§ Work request 1
Rewrite the paragraph beginning "This paper is based on a systematic literature search" from the passage on vitamin D fortification as a short bulleted list, keeping its main facts.
§ Work request 2
Answer these questions from the passage on vitamin D fortification:
(a) Until when did the PubMed search run?
(b) What search terms were used?
(c) What does the paper present in its final section?

§ Passage to read
☆ ☆ ☆
This paper is based on a systematic literature search in PubMed until the end of March 2018 using the search terms “vitamin D” and “fortification,” but reference lists of retrieved articles and personal references were also used. After an introduction on metabolism and clinical effects of vitamin D, we briefly summarize major nutritional vitamin D guidelines and give an overview on global vitamin D status and vitamin D intakes with a focus on the gap that exists between current estimates for vitamin D requirements and actual vitamin D intakes within populations. Following a section on general approaches on how to prevent and treat vitamin D deficiency, we outline safety issues of vitamin D before we present data on the history and the current status of vitamin D food fortification world-wide. Then, we briefly summarize the approaches and modeling as well as cost-effectiveness studies of vitamin D food fortification. Finally, we present some suggestions and guidance on how to implement vitamin D food fortification.
☆ ☆ ☆
§ Data shown
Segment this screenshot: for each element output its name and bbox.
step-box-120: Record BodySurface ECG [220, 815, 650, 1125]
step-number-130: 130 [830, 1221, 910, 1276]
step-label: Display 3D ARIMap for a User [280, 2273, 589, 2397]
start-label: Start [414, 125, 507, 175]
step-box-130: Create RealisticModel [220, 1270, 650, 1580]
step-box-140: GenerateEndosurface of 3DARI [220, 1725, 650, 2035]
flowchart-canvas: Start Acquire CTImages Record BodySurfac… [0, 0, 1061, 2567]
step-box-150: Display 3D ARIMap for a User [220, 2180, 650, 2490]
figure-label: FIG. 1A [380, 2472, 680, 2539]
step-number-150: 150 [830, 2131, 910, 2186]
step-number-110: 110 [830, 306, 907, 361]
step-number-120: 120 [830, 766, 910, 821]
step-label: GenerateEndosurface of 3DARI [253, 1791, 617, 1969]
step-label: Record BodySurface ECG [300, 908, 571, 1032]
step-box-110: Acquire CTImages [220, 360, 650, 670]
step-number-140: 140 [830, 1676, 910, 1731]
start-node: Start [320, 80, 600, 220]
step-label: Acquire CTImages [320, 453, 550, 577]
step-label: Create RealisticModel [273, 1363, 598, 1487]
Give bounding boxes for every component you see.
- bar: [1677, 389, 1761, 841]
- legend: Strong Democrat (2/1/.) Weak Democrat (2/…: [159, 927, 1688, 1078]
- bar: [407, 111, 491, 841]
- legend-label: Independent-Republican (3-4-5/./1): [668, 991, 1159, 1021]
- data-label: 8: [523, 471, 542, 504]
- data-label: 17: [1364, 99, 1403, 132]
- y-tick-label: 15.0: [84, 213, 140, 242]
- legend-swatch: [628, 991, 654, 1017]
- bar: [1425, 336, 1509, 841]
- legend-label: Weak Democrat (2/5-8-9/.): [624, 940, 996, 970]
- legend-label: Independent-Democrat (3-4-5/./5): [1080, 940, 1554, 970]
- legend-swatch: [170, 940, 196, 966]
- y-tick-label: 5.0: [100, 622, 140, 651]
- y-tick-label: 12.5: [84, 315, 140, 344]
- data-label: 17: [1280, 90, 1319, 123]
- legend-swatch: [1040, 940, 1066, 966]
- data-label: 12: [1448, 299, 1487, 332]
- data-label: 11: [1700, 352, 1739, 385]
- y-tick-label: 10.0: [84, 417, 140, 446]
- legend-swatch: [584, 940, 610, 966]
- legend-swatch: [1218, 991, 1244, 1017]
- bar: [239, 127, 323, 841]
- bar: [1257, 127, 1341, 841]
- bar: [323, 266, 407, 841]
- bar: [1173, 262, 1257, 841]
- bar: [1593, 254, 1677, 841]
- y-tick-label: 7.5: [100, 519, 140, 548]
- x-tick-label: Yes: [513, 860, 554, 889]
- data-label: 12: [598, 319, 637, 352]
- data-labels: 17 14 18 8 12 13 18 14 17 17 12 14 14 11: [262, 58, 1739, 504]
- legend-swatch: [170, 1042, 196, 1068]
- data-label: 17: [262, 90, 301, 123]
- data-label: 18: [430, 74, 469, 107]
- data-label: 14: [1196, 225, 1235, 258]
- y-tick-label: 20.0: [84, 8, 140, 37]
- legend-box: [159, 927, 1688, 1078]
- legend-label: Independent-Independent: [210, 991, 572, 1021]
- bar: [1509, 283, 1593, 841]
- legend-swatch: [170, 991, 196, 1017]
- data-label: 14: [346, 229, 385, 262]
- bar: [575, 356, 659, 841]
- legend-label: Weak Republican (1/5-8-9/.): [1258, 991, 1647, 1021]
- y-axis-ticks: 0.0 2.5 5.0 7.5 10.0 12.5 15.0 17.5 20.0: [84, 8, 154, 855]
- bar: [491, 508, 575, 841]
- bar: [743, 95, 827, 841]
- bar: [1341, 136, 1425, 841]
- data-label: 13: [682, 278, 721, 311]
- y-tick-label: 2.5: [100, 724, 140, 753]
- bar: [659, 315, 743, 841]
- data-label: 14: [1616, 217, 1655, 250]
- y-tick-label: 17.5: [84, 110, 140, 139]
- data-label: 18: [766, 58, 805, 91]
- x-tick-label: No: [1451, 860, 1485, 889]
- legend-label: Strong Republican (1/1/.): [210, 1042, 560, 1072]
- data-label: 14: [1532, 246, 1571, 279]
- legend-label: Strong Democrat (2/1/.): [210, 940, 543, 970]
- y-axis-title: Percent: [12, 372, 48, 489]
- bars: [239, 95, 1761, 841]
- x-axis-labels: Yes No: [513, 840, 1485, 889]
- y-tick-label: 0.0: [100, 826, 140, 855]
☆ ☆ ☆
§ Response 1
- Sources: a systematic PubMed search through the end of March 2018 using the terms "vitamin D" and "fortification," plus reference lists of retrieved articles and personal references
- Introduction on vitamin D metabolism and clinical effects
- Summary of major nutritional vitamin D guidelines
- Overview of global vitamin D status and intakes, focusing on the gap between estimated requirements and actual population intakes
- General approaches to preventing and treating vitamin D deficiency
- Safety issues of vitamin D
- History and current worldwide status of vitamin D food fortification
- Brief summary of fortification approaches, modeling and cost-effectiveness studies
- Suggestions and guidance on implementing vitamin D food fortification

§ Response 2
(a) Until the end of March 2018.
(b) "vitamin D" and "fortification."
(c) Suggestions and guidance on how to implement vitamin D food fortification.